*What is asked:*
1. Translate this sentence from the pgpool query-cache thread into Spanish: "The problem exists seemingly only for inherited tables that share the same name, and belong to different schemas."
2. Reproduce the pgpool query-cache thread from "[pgpool-general: 9429] Re: Clarification" to "the detailed report.".
3. Write what comes next in the pgpool query-cache thread, after its final sentence.

*Page extract:*

[pgpool-general: 9429] Re: Clarification on query results cache visibility

Sat Apr 26 14:36:28 JST 2025

Thank you Tatsuo

On 26/4/25 07:16, Tatsuo Ishii wrote:
> Hi,
>
> Thank you for the detailed report.
>
>> Dear pgpool people
>>
>> Yesterday during some tests which involve :  java app (wildfly) -->
>> pgpool-II 4.6 --> pgsql 17.4 we came to a situation that a new
>> connection could see stale or invalid cache data, meaning that the
>> actual DB contents (5432) were not depicted on certain pgpool
>> connections (9999).
>>
>> The problem exists seemingly only for inherited tables that share the
>> same name, and belong to different schemas.

*Supplied information:*

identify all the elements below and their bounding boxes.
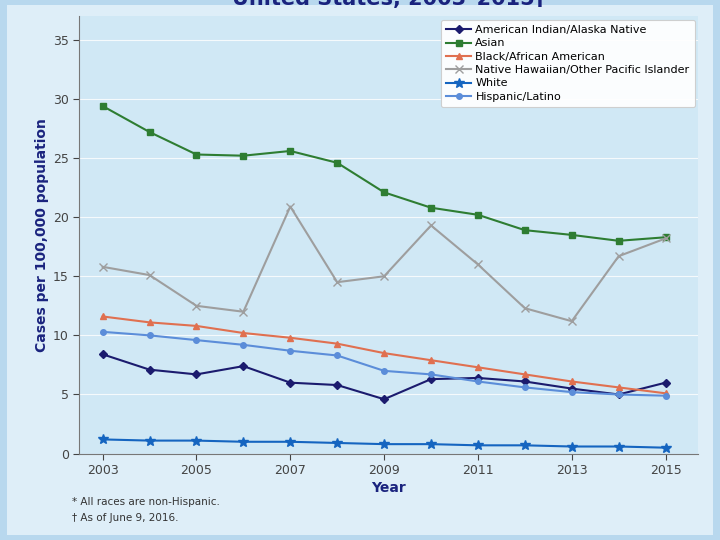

*Answers to the problems:*
1. Aparentemente, el problema solo existe en las tablas heredadas que comparten el mismo nombre y pertenecen a esquemas distintos.

2.
[pgpool-general: 9429] Re: Clarification on query results cache visibility

Sat Apr 26 14:36:28 JST 2025

Thank you Tatsuo

On 26/4/25 07:16, Tatsuo Ishii wrote:
> Hi,
>
> Thank you for the detailed report.

3.
>>
>> The tables are :
>>
>> amantzio@[local]/dynacom=# \d+ public.useroptions
>>                                                 Table
>> "public.useroptions"
>>   Column  |          Type          | Collation | Nullable | Default |
>> Storage  | Compression | Stats target | Description
>> ----------+------------------------+-----------+----------+---------+----------+-------------+--------------+-------------
>>
>> username | character varying(200) |           | not null |         |
>> extended |             |              |
>> app      | text                   |           | not null |         |
>> extended |             |              |
>> detail   | text                   |           | not null |         |
>> extended |             |              |
>> urlext   | text                   |           | not null |         |
>> extended |             |              |
>> Indexes:
>>     "useroptions_pkey" PRIMARY KEY, btree (username, app, detail)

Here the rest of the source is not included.